**Exercise description**
Apart from the pictures, every entry should be reproduced exactly.

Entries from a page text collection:
□ □ □ □
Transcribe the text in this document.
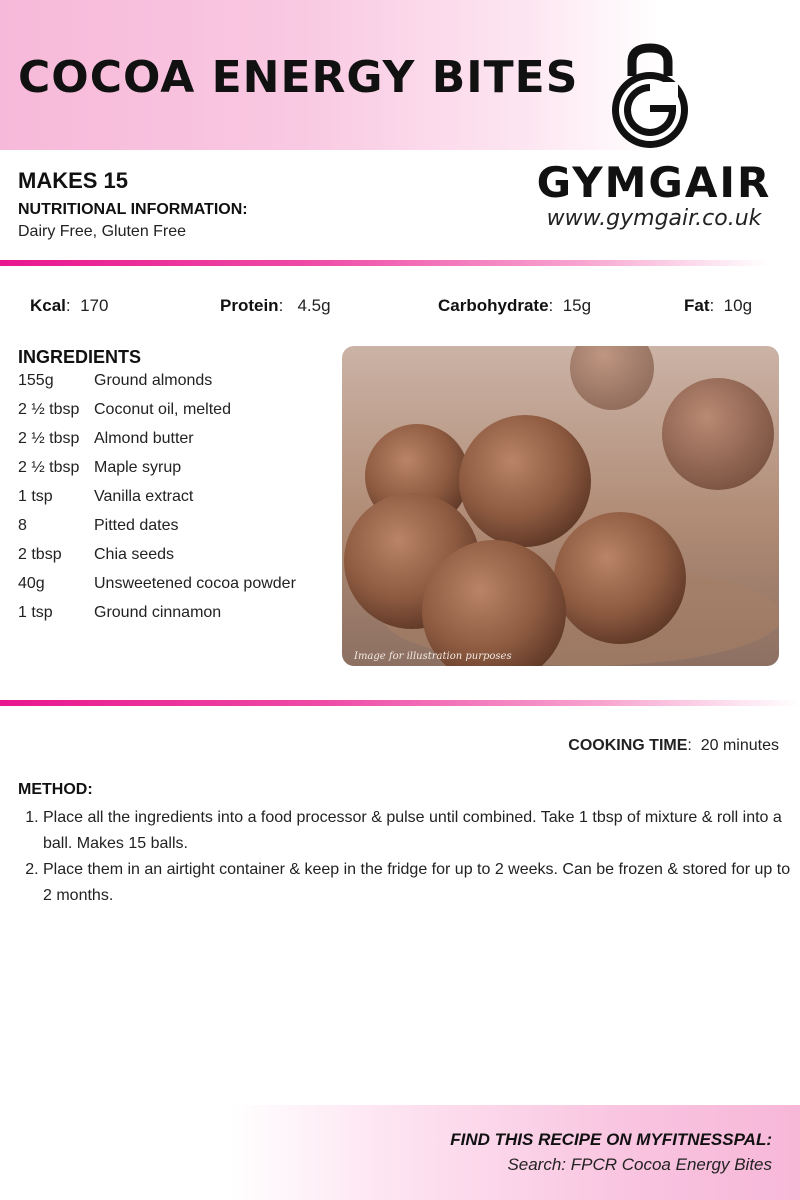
COCOA ENERGY BITES
GYMGAIR
www.gymgair.co.uk
MAKES 15
NUTRITIONAL INFORMATION:
Dairy Free, Gluten Free
Kcal:  170	Protein:   4.5g	Carbohydrate:  15g	Fat:  10g
INGREDIENTS
155g	Ground almonds
2 ½ tbsp Coconut oil, melted
2 ½ tbsp Almond butter
2 ½ tbsp Maple syrup
1 tsp	Vanilla extract
8	Pitted dates
2 tbsp	Chia seeds
40g	Unsweetened cocoa powder
1 tsp	Ground cinnamon
Image for illustration purposes
COOKING TIME:  20 minutes
METHOD:
1. Place all the ingredients into a food processor & pulse until combined. Take 1 tbsp of mixture & roll into a ball. Makes 15 balls.
2. Place them in an airtight container & keep in the fridge for up to 2 weeks. Can be frozen & stored for up to 2 months.
FIND THIS RECIPE ON MYFITNESSPAL:
Search: FPCR Cocoa Energy Bites
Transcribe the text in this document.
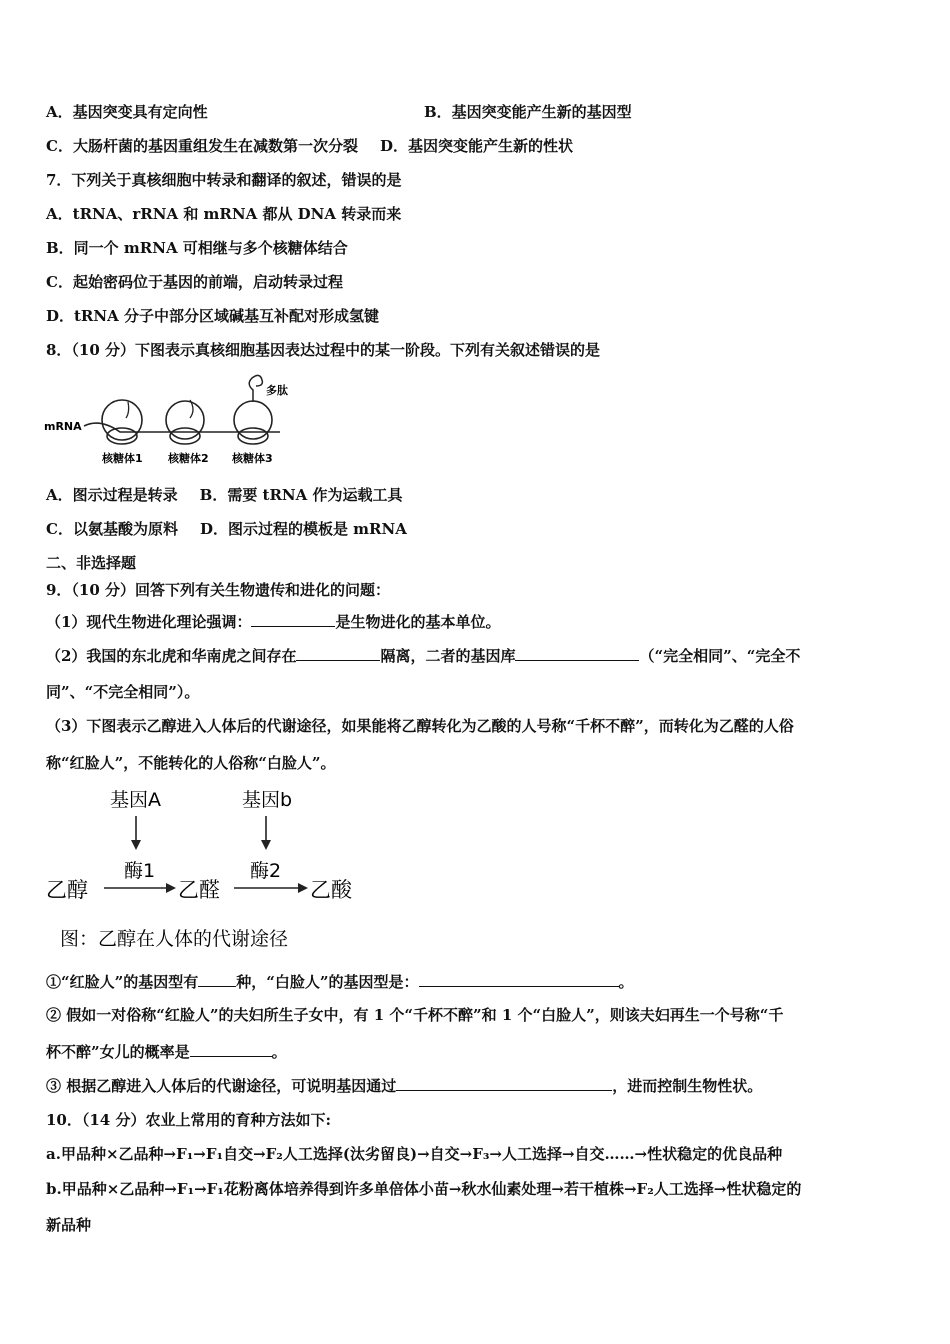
A．基因突变具有定向性	B．基因突变能产生新的基因型
C．大肠杆菌的基因重组发生在减数第一次分裂 D．基因突变能产生新的性状
7．下列关于真核细胞中转录和翻译的叙述，错误的是
A．tRNA、rRNA 和 mRNA 都从 DNA 转录而来
B．同一个 mRNA 可相继与多个核糖体结合
C．起始密码位于基因的前端，启动转录过程
D．tRNA 分子中部分区域碱基互补配对形成氢键
8．（10 分）下图表示真核细胞基因表达过程中的某一阶段。下列有关叙述错误的是
mRNA
多肽
核糖体1 核糖体2 核糖体3
A．图示过程是转录 B．需要 tRNA 作为运载工具
C．以氨基酸为原料 D．图示过程的模板是 mRNA
二、非选择题
9．（10 分）回答下列有关生物遗传和进化的问题：
（1）现代生物进化理论强调：	是生物进化的基本单位。
（2）我国的东北虎和华南虎之间存在	隔离，二者的基因库	（“完全相同”、“完全不
同”、“不完全相同”）。
（3）下图表示乙醇进入人体后的代谢途径，如果能将乙醇转化为乙酸的人号称“千杯不醉”，而转化为乙醛的人俗
称“红脸人”，不能转化的人俗称“白脸人”。
基因A	基因b
酶1	酶2
乙醇	乙醛	乙酸
图：乙醇在人体的代谢途径
①“红脸人”的基因型有	种，“白脸人”的基因型是：	。
② 假如一对俗称“红脸人”的夫妇所生子女中，有 1 个“千杯不醉”和 1 个“白脸人”，则该夫妇再生一个号称“千
杯不醉”女儿的概率是	。
③ 根据乙醇进入人体后的代谢途径，可说明基因通过	，进而控制生物性状。
10．（14 分）农业上常用的育种方法如下:
a.甲品种×乙品种→F₁→F₁自交→F₂人工选择(汰劣留良)→自交→F₃→人工选择→自交……→性状稳定的优良品种
b.甲品种×乙品种→F₁→F₁花粉离体培养得到许多单倍体小苗→秋水仙素处理→若干植株→F₂人工选择→性状稳定的
新品种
□ □ □ □
**Answer area**
Transcribe the text in this document.
COCOA ENERGY BITES
GYMGAIR
www.gymgair.co.uk
MAKES 15
NUTRITIONAL INFORMATION:
Dairy Free, Gluten Free
Kcal:  170	Protein:   4.5g	Carbohydrate:  15g	Fat:  10g
INGREDIENTS
155g	Ground almonds
2 ½ tbsp Coconut oil, melted
2 ½ tbsp Almond butter
2 ½ tbsp Maple syrup
1 tsp	Vanilla extract
8	Pitted dates
2 tbsp	Chia seeds
40g	Unsweetened cocoa powder
1 tsp	Ground cinnamon
Image for illustration purposes
COOKING TIME:  20 minutes
METHOD:
1. Place all the ingredients into a food processor & pulse until combined. Take 1 tbsp of mixture & roll into a ball. Makes 15 balls.
2. Place them in an airtight container & keep in the fridge for up to 2 weeks. Can be frozen & stored for up to 2 months.
FIND THIS RECIPE ON MYFITNESSPAL:
Search: FPCR Cocoa Energy Bites
Transcribe the text in this document.
A．基因突变具有定向性	B．基因突变能产生新的基因型
C．大肠杆菌的基因重组发生在减数第一次分裂 D．基因突变能产生新的性状
7．下列关于真核细胞中转录和翻译的叙述，错误的是
A．tRNA、rRNA 和 mRNA 都从 DNA 转录而来
B．同一个 mRNA 可相继与多个核糖体结合
C．起始密码位于基因的前端，启动转录过程
D．tRNA 分子中部分区域碱基互补配对形成氢键
8．（10 分）下图表示真核细胞基因表达过程中的某一阶段。下列有关叙述错误的是
mRNA
多肽
核糖体1 核糖体2 核糖体3
A．图示过程是转录 B．需要 tRNA 作为运载工具
C．以氨基酸为原料 D．图示过程的模板是 mRNA
二、非选择题
9．（10 分）回答下列有关生物遗传和进化的问题：
（1）现代生物进化理论强调：	是生物进化的基本单位。
（2）我国的东北虎和华南虎之间存在	隔离，二者的基因库	（“完全相同”、“完全不
同”、“不完全相同”）。
（3）下图表示乙醇进入人体后的代谢途径，如果能将乙醇转化为乙酸的人号称“千杯不醉”，而转化为乙醛的人俗
称“红脸人”，不能转化的人俗称“白脸人”。
基因A	基因b
酶1	酶2
乙醇	乙醛	乙酸
图：乙醇在人体的代谢途径
①“红脸人”的基因型有	种，“白脸人”的基因型是：	。
② 假如一对俗称“红脸人”的夫妇所生子女中，有 1 个“千杯不醉”和 1 个“白脸人”，则该夫妇再生一个号称“千
杯不醉”女儿的概率是	。
③ 根据乙醇进入人体后的代谢途径，可说明基因通过	，进而控制生物性状。
10．（14 分）农业上常用的育种方法如下:
a.甲品种×乙品种→F₁→F₁自交→F₂人工选择(汰劣留良)→自交→F₃→人工选择→自交……→性状稳定的优良品种
b.甲品种×乙品种→F₁→F₁花粉离体培养得到许多单倍体小苗→秋水仙素处理→若干植株→F₂人工选择→性状稳定的
新品种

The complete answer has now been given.